→ EXERCICE COURT
Recopie le passage sur la gestion du changement compris entre « L’explosion d’un ressentiment » et « (57 pour cent). », bornes incluses, en remplaçant « dirigeants » par « responsables ».

→ TEXTE FOURNI
_ _ _

Dossier

La gestion du changement dans la tourmente

«Changer, c’est exister demain.» Pour ne pas disparaître, les organismes vivants ont toujours dû s’adapter. Face à la complexité croissante d’environnements mouvants, les entreprises n’ont désormais d’autre choix que de réinventer leurs modèles organisationnels, leurs pratiques managériales et leur gestion RH.

L’explosion d’un ressentiment des collaborateurs et des managers sur trop de changement, que l’on va trop vite, que les dirigeants ont perdu la maîtrise des changements qu’ils initient... voilà ce qui est nouveau! Une enquête conduite aux USA en 2002 a montré que seul 25 pour cent des projets de changements organisationnels étaient considérés a posteriori comme des succès et que le facteur humain était la principale cause d’échec (57 pour cent).

_ _ _

→ DONNÉES FOURNIES
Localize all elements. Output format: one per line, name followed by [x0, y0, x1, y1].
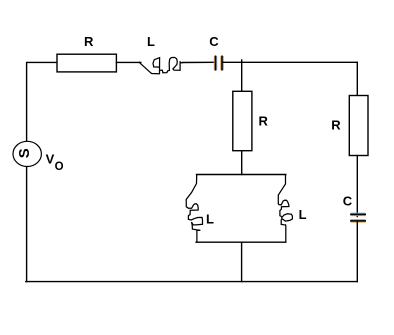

_ _ _

→ RÉPONSE
L’explosion d’un ressentiment des collaborateurs et des managers sur trop de changement, que l’on va trop vite, que les responsables ont perdu la maîtrise des changements qu’ils initient... voilà ce qui est nouveau! Une enquête conduite aux USA en 2002 a montré que seul 25 pour cent des projets de changements organisationnels étaient considérés a posteriori comme des succès et que le facteur humain était la principale cause d’échec (57 pour cent).